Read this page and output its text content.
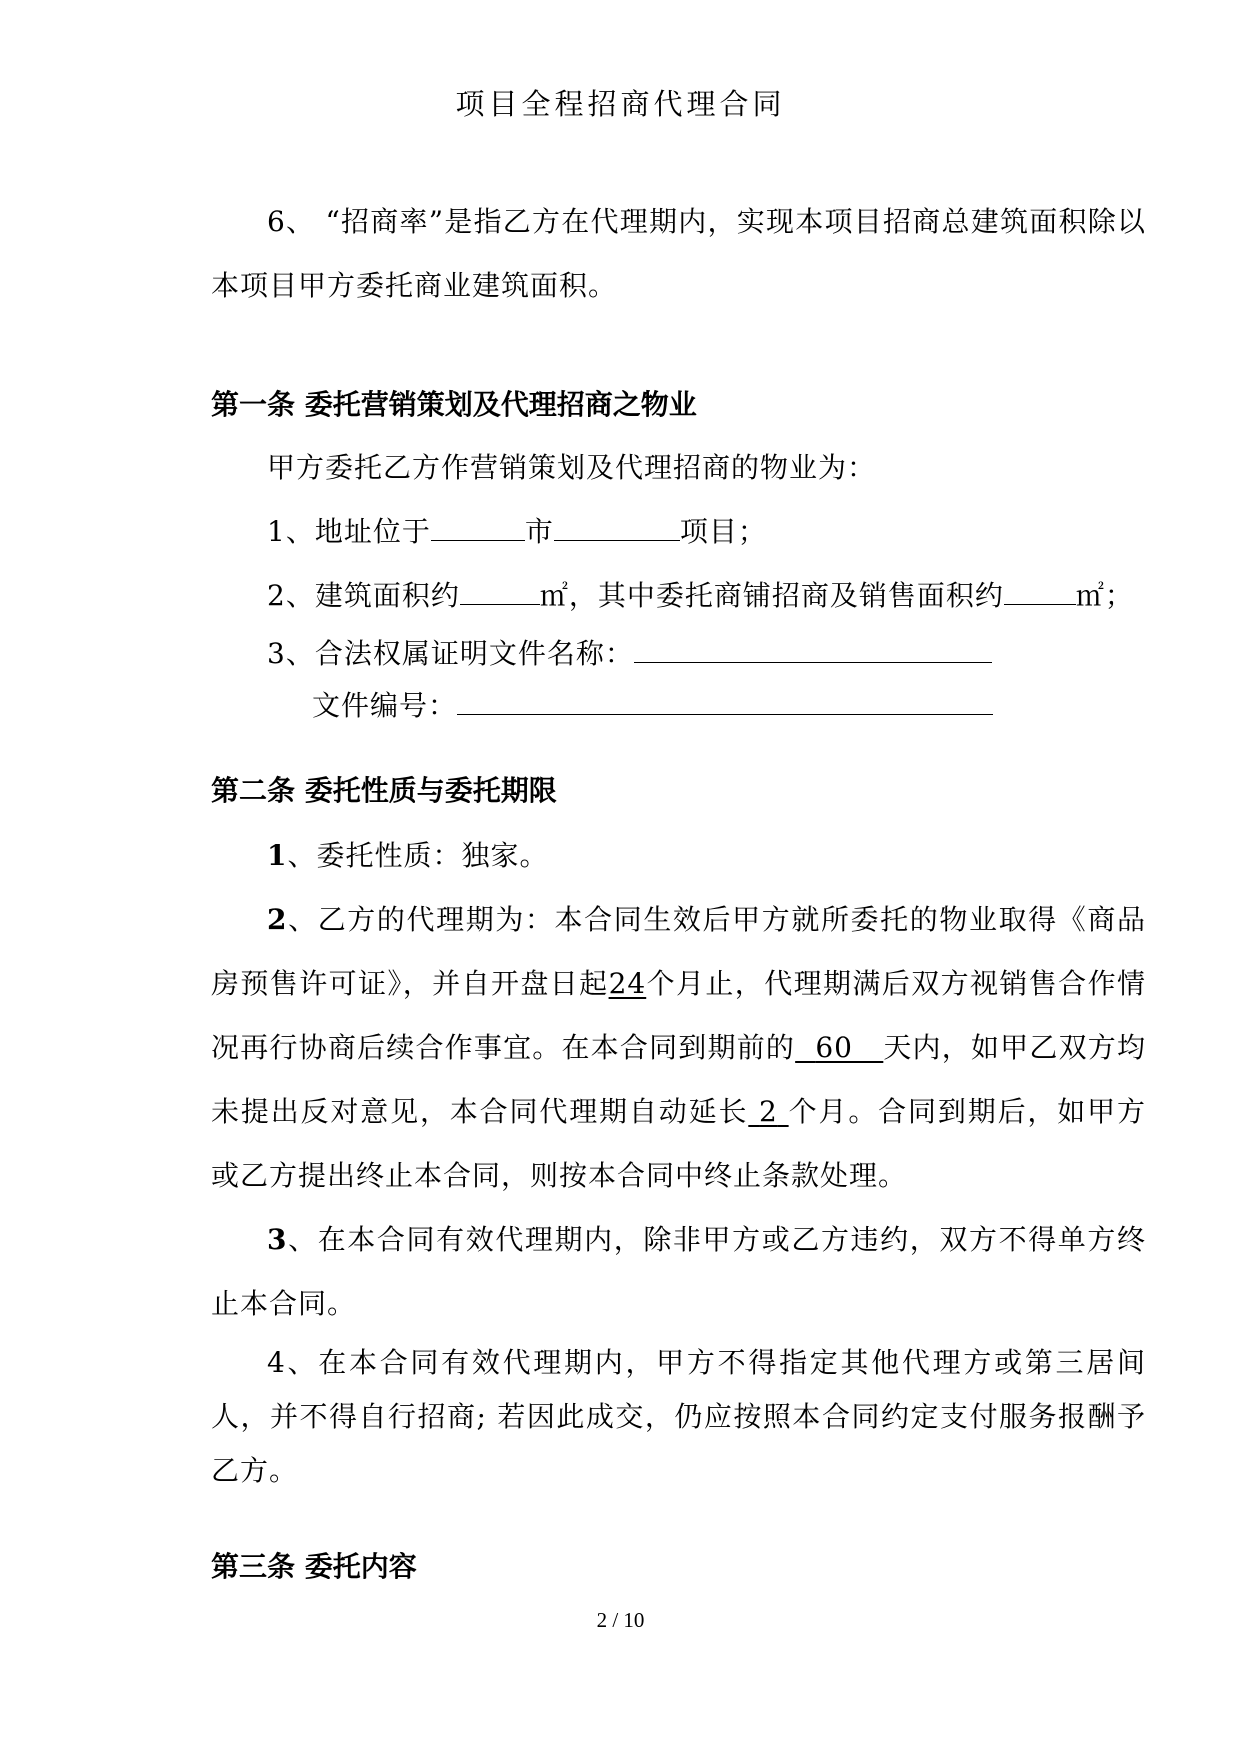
项目全程招商代理合同

6、 “招商率”是指乙方在代理期内，实现本项目招商总建筑面积除以本项目甲方委托商业建筑面积。

第一条 委托营销策划及代理招商之物业

甲方委托乙方作营销策划及代理招商的物业为：

1、地址位于	市	项目；

2、建筑面积约	㎡，其中委托商铺招商及销售面积约	㎡；

3、合法权属证明文件名称：

文件编号：

第二条 委托性质与委托期限

1、委托性质：独家。

2、乙方的代理期为：本合同生效后甲方就所委托的物业取得《商品房预售许可证》，并自开盘日起24个月止，代理期满后双方视销售合作情况再行协商后续合作事宜。在本合同到期前的 60 天内，如甲乙双方均未提出反对意见，本合同代理期自动延长 2 个月。合同到期后，如甲方或乙方提出终止本合同，则按本合同中终止条款处理。

3、在本合同有效代理期内，除非甲方或乙方违约，双方不得单方终止本合同。

4、在本合同有效代理期内，甲方不得指定其他代理方或第三居间人，并不得自行招商; 若因此成交，仍应按照本合同约定支付服务报酬予乙方。

第三条 委托内容

2 / 10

▸ DESCRIPTION OF THE TASK: Gather all lines with the string "在本合同有效代理期内" from the data.

▸ ANSWER TO THIS TASK:
3、在本合同有效代理期内，除非甲方或乙方违约，双方不得单方终止本合同。
4、在本合同有效代理期内，甲方不得指定其他代理方或第三居间人，并不得自行招商; 若因此成交，仍应按照本合同约定支付服务报酬予乙方。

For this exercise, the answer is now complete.